Um verdadeiro ataque de focas. "Foca", no jargão dos jornalistas, é aquele iniciante que ainda tem bastante o que aprender. E dependendo da missão, põe-se um foca na roda, que é para não gastar jornalistas mais experientes. Não sei nada sobre jornalistas e muito menos sobre o que eles aprendem, mas sei que a escrita é uma de suas ferramentas de trabalho. Mais do que ela, a linguagem. Ou deveria ser.
Há quem não acredite que pessoas jovens possam fazer um bom trabalho. Sempre há o que aprender, mesmo quando se é velho e experimentado. Na profissão ou na vida, se não há mais o que fazer, o negócio é morrer. Enquanto não for, a idéia geral é a de que as coisas estão sempre em movimento. Mesmo quando não parece. E em tempos de novas mídias e novos letramentos, o que mais há é gente nova que sabe o que gente mais velha não sabe. Isso não quer dizer que aquele saiba mais do que este, nem vice-versa, nem nada. Quer dizer apenas que as pessoas dominam aspectos diferentes dos saberes e que, independentemente da idade que sustentem, podem aprender umas com as outras. Quem tem filho sabe bem do que estou falando. Se não sabe, precisa saber.

**Informações fornecidas:**
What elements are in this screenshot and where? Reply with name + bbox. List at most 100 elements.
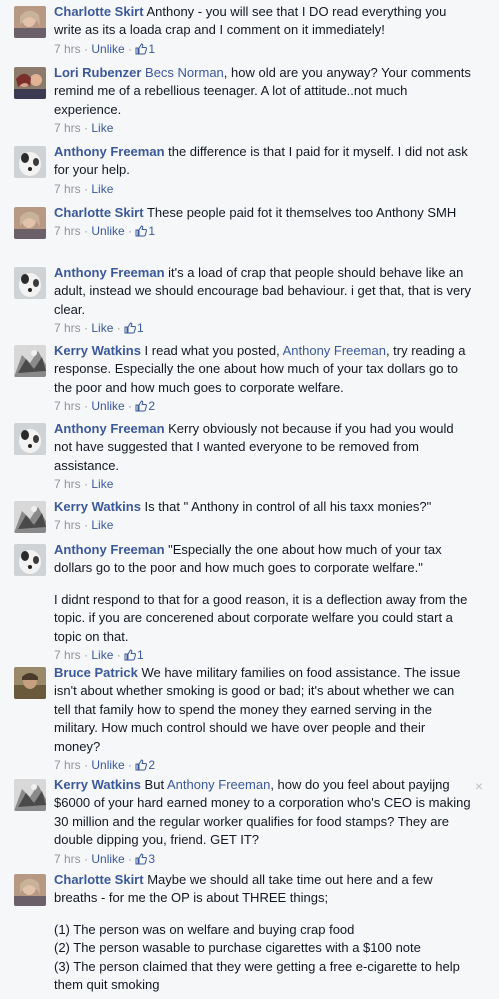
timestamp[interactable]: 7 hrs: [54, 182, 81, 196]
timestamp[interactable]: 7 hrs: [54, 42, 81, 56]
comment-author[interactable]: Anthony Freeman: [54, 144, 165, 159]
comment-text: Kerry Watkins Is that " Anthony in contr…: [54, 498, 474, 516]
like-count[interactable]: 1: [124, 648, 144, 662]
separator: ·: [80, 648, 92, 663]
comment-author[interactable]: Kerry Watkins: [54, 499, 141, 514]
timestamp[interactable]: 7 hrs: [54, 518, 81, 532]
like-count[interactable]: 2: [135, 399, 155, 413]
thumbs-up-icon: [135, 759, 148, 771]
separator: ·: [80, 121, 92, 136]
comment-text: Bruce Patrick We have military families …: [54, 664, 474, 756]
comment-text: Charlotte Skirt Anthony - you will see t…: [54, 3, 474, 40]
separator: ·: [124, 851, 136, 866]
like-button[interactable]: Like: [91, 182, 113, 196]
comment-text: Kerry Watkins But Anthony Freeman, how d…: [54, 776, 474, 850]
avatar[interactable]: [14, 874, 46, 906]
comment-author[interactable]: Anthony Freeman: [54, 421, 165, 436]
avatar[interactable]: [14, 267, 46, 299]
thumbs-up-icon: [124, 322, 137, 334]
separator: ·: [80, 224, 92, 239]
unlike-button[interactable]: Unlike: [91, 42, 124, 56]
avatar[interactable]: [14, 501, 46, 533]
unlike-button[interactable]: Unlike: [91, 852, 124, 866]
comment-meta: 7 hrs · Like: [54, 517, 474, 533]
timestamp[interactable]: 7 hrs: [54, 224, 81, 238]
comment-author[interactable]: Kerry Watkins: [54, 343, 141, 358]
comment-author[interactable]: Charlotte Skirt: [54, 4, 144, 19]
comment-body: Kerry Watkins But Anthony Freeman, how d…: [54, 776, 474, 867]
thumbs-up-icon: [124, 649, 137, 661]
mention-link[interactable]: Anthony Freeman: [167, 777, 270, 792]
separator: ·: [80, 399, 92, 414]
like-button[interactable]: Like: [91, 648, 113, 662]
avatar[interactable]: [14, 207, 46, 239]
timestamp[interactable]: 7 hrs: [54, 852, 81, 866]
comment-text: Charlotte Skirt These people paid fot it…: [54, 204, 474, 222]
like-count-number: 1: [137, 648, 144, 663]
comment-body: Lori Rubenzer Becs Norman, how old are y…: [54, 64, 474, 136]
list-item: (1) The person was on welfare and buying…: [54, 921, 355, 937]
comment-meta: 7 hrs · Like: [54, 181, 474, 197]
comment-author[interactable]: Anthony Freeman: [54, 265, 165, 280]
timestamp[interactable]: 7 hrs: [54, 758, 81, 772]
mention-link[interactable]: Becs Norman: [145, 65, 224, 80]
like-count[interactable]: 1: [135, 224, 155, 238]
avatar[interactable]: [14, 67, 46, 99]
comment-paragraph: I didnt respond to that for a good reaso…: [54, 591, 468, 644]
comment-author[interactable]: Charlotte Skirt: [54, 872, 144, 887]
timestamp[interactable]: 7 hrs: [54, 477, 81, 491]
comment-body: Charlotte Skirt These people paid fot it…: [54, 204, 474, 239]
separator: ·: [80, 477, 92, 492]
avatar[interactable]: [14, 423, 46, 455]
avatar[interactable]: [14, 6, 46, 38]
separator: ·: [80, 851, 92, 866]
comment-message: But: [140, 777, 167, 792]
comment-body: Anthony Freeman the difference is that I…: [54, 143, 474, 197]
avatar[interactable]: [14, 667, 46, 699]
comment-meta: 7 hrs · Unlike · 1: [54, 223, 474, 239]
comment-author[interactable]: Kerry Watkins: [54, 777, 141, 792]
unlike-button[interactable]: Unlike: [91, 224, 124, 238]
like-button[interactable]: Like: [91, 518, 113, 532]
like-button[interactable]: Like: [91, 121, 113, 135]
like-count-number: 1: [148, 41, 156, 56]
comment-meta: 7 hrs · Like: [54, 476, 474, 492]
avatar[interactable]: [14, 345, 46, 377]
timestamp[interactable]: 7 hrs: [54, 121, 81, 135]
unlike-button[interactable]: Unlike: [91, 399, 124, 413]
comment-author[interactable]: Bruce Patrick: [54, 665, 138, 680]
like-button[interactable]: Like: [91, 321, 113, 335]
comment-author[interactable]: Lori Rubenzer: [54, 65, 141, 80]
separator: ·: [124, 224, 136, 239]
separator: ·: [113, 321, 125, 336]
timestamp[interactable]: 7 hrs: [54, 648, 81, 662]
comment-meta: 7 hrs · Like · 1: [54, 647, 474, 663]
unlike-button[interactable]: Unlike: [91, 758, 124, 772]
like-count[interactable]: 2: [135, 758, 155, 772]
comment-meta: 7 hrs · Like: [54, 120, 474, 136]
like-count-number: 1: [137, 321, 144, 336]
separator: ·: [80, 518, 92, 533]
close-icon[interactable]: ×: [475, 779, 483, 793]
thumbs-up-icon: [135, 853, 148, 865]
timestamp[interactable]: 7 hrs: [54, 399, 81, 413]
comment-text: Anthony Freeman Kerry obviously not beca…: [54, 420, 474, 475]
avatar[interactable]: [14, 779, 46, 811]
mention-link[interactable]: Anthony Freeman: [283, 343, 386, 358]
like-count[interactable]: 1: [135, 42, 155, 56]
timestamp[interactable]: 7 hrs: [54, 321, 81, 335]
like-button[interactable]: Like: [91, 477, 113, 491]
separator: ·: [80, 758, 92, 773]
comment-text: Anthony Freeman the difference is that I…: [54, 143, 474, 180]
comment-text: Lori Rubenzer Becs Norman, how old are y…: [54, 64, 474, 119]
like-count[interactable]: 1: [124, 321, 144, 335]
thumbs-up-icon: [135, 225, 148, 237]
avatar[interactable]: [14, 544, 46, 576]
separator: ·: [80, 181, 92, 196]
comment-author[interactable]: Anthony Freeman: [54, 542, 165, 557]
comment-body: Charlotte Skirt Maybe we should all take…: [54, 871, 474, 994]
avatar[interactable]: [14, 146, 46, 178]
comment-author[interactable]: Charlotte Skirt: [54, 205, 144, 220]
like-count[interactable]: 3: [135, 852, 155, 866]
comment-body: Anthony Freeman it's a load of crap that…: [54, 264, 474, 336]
* * *
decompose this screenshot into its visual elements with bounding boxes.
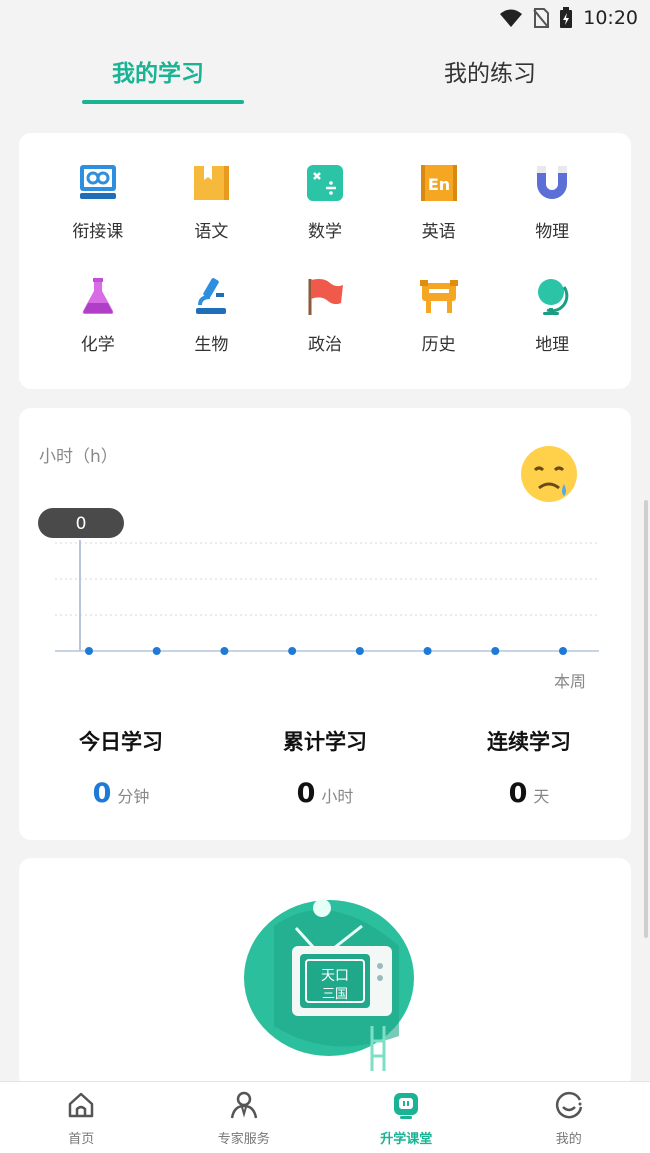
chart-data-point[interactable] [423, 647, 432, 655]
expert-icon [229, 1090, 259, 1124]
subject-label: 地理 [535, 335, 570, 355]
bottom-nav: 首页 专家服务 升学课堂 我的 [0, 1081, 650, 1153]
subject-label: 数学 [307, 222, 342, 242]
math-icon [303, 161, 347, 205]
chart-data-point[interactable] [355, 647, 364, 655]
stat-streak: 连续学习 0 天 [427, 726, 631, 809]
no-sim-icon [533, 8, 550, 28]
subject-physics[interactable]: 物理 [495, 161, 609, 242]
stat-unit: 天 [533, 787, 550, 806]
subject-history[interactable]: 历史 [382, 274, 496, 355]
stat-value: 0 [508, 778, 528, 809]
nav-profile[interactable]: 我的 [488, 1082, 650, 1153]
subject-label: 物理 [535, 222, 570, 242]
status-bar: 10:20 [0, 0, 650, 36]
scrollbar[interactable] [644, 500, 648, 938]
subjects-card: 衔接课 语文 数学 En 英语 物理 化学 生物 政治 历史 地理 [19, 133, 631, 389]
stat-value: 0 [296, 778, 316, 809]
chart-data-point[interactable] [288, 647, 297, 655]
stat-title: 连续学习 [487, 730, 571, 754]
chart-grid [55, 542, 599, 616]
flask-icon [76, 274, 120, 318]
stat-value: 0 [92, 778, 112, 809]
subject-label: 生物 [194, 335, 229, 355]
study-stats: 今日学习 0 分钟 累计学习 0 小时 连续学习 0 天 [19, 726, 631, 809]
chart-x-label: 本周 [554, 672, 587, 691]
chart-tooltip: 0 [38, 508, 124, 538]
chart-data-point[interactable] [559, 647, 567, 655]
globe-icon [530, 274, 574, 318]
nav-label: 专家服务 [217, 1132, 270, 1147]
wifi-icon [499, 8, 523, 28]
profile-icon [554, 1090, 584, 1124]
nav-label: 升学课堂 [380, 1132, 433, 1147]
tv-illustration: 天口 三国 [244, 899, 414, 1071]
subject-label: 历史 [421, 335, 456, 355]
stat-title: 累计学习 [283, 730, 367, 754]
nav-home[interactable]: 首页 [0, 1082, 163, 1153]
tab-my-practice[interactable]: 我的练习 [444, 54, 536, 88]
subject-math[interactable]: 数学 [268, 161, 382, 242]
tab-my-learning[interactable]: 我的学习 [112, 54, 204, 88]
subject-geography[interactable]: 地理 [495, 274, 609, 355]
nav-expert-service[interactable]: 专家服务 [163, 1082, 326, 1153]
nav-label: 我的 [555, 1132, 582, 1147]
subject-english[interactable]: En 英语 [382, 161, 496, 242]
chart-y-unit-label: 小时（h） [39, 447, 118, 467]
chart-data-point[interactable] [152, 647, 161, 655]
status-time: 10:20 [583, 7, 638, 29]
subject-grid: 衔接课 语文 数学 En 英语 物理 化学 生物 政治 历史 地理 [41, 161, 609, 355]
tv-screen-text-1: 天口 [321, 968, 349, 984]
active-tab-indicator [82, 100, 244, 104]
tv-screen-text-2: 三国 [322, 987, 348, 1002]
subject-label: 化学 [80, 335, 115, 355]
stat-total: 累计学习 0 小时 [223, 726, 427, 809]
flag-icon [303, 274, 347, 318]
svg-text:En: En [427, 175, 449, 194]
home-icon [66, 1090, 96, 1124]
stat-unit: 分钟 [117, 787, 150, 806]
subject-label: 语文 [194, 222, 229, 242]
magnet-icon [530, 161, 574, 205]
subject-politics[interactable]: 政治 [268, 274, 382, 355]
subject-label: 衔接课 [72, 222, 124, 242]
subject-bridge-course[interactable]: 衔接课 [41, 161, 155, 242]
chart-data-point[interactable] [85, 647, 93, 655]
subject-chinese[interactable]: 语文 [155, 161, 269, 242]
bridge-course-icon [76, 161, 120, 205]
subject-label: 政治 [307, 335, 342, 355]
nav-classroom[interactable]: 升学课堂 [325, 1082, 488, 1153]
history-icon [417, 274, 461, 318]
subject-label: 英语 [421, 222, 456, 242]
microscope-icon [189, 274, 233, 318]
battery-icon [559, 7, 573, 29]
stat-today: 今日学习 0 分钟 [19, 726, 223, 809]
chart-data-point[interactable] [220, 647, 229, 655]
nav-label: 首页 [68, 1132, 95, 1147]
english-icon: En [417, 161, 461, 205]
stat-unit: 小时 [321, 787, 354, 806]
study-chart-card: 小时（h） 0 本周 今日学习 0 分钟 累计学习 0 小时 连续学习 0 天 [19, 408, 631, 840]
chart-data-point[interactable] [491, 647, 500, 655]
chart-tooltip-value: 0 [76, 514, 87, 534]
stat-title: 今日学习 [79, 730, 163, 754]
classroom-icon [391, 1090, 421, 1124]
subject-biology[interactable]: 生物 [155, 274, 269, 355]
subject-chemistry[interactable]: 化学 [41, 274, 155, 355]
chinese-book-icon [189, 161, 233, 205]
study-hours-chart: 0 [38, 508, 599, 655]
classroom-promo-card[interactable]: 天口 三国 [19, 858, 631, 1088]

**Exercício:** Reproduza, por favor, o texto sobre os focas na íntegra e sem nenhuma alteração. Os registros não têm relação com o texto sobre os focas.

**Resposta abaixo:**
Um verdadeiro ataque de focas. "Foca", no jargão dos jornalistas, é aquele iniciante que ainda tem bastante o que aprender. E dependendo da missão, põe-se um foca na roda, que é para não gastar jornalistas mais experientes. Não sei nada sobre jornalistas e muito menos sobre o que eles aprendem, mas sei que a escrita é uma de suas ferramentas de trabalho. Mais do que ela, a linguagem. Ou deveria ser.
Há quem não acredite que pessoas jovens possam fazer um bom trabalho. Sempre há o que aprender, mesmo quando se é velho e experimentado. Na profissão ou na vida, se não há mais o que fazer, o negócio é morrer. Enquanto não for, a idéia geral é a de que as coisas estão sempre em movimento. Mesmo quando não parece. E em tempos de novas mídias e novos letramentos, o que mais há é gente nova que sabe o que gente mais velha não sabe. Isso não quer dizer que aquele saiba mais do que este, nem vice-versa, nem nada. Quer dizer apenas que as pessoas dominam aspectos diferentes dos saberes e que, independentemente da idade que sustentem, podem aprender umas com as outras. Quem tem filho sabe bem do que estou falando. Se não sabe, precisa saber.